>> START Data provided

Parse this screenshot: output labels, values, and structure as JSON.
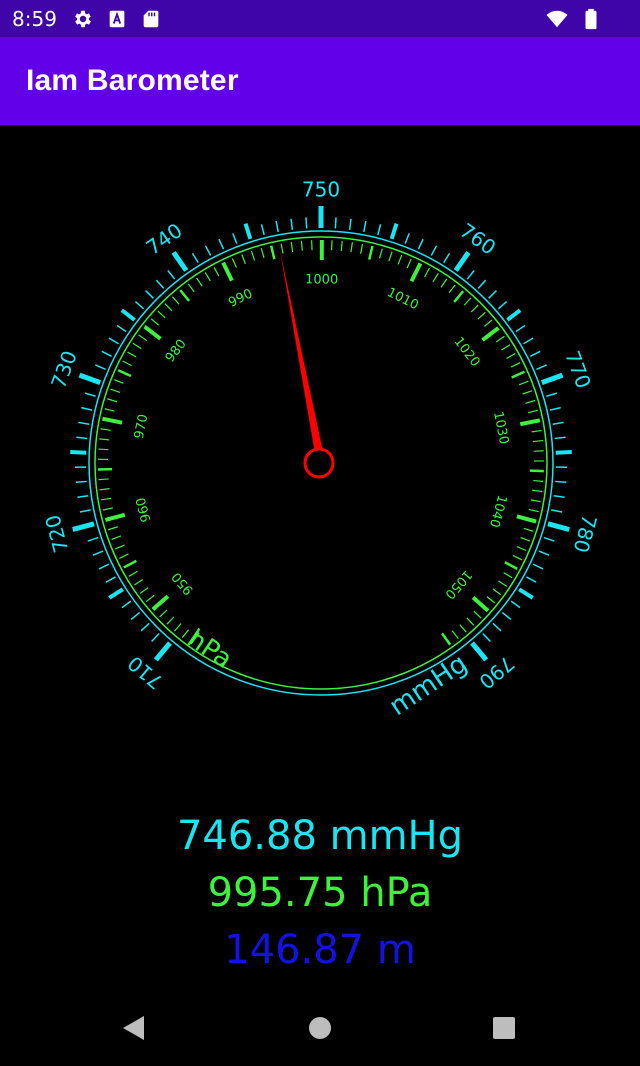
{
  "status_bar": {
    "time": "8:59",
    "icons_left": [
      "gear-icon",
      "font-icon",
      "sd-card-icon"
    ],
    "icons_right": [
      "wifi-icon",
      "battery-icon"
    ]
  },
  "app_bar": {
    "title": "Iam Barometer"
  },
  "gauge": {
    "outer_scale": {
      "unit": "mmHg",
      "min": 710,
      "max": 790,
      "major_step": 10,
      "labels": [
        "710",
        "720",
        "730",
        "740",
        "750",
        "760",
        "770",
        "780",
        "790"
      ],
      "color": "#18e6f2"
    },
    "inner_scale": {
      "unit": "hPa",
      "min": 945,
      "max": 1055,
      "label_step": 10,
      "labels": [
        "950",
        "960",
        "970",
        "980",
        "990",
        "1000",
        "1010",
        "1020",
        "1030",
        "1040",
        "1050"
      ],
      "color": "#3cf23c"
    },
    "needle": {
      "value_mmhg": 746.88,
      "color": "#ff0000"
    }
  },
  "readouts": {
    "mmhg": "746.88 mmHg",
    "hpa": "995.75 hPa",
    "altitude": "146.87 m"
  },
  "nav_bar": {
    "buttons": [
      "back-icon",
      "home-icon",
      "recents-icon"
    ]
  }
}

>> END Data provided

Directive: Return all of the entries word for word, but omit the pictures.

Task result:
Parse this screenshot: output labels, values, and structure as JSON.
{
  "status_bar": {
    "time": "8:59",
    "icons_left": [
      "gear-icon",
      "font-icon",
      "sd-card-icon"
    ],
    "icons_right": [
      "wifi-icon",
      "battery-icon"
    ]
  },
  "app_bar": {
    "title": "Iam Barometer"
  },
  "gauge": {
    "outer_scale": {
      "unit": "mmHg",
      "min": 710,
      "max": 790,
      "major_step": 10,
      "labels": [
        "710",
        "720",
        "730",
        "740",
        "750",
        "760",
        "770",
        "780",
        "790"
      ],
      "color": "#18e6f2"
    },
    "inner_scale": {
      "unit": "hPa",
      "min": 945,
      "max": 1055,
      "label_step": 10,
      "labels": [
        "950",
        "960",
        "970",
        "980",
        "990",
        "1000",
        "1010",
        "1020",
        "1030",
        "1040",
        "1050"
      ],
      "color": "#3cf23c"
    },
    "needle": {
      "value_mmhg": 746.88,
      "color": "#ff0000"
    }
  },
  "readouts": {
    "mmhg": "746.88 mmHg",
    "hpa": "995.75 hPa",
    "altitude": "146.87 m"
  },
  "nav_bar": {
    "buttons": [
      "back-icon",
      "home-icon",
      "recents-icon"
    ]
  }
}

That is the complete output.